**Text section:**
>>>
Learn With Me: Elixir - Functional Programming (#3)

Since Elixir is a functional language, it's best to become familiar with how functional programming works. Although I have used features in Javascript and C# in a functional manner before, this is my first functional language. So I'm going to write what I know here, but I'm almost certain there's more to functional programming than what I will cover here.

I want to give you at least some understanding of the nature of functional programming from my current viewpoint so that you will understand Elixir better as we go through it. I have no doubt that we will both be learning more about the nature of functional programming as we go along.

Data vs Functions

In object-oriented languages, data is typically combined with the functions that operate on it. In a functional language, the data and functions are strictly separated. Functions live on their own, although related functions are often grouped together into modules, and they are passed data as parameters and return data to the caller. Functions are regarded as data transformers.

Messy Side-Effects

A side-effect is where a function affects something outside of itself. Functions with side-effects will typically do things like modify shared data that wasn't passed to it, something which is normal for object-oriented code. Functions with side effects can also affect the environment by reading input data, producing output data, sending data over the network, drawing on the screen, etc. These are all effects which leak beyond the bounds of the function.

Functions without side effects will take in a set of parameters perform calculations solely based on that data, and return a value. Such functions are called pure functions and can exist completely independently. Pure functions are the ideal in functional programming. Not only do they make your code much more understandable and avoid certain type of bugs (how did this data get modified and where did that happen?), but they make your function easy to test. If a function does nothing but return a value based only on the input parameters, testing will be a lot simpler than if you have to figure out how the environment affects it and how it affects the environment.

Now clearly a program that has no side effects would be pretty much useless. Programs need to read input from elsewhere, draw on the screen, communicate with other programs, and generally interact with their environment. So you need to have at least some functions with side-effects. Functional programming practices recognize this and it's best to isolate those side effects to special functions, where each function is devoted to a side effect and nothing else.
<<<
**What to do:**
1. In the Elixir functional programming post, why are pure functions easier to test? Answer in one to three sentences.
2. Carry the Elixir functional programming post forward from its last sentence.
The listing that comes after this text is separate material.

**Information supplied:**
>>>
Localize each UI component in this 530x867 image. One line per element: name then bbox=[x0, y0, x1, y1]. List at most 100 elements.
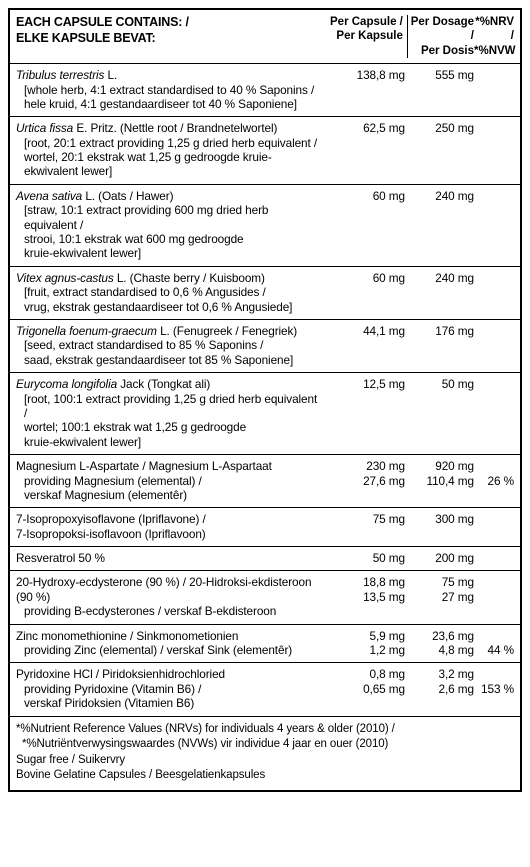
<<<
**Task-by-task outputs:**
1. A pure function only returns a value based on its input parameters and doesn't reach outside itself. Testing it therefore doesn't require figuring out how the environment affects the function or how the function affects the environment.

2.
Do you need to calculate a value and write it to the screen? That can be done, but don't do it in the same function. Have a pure function that will receive input, do the calculation, and then present the output, and another function that takes a piece of data and displays it on the screen and does nothing else. Isolating those side effects will help make functional code much more testable and easier to read and maintain. There's no guessing in which function values get written to the screen. It's all done in functions that specialize in doing that.

First-Class Functions

Functional programming needs to have functions that are first-class citizens of their language. Functions should be able to be passed around just like any data can. They should be able to be assigned to variables, passed to other functions as parameters, and passed back from functions as return values.

Some imperative languages like Javascript can do this. It's possible to do some functional programming in a language like Javascript, although the language was not built around that concept. It's not possible in languages like C, C++, early versions of Java, and early versions of C#. Functions simply couldn't be used that way.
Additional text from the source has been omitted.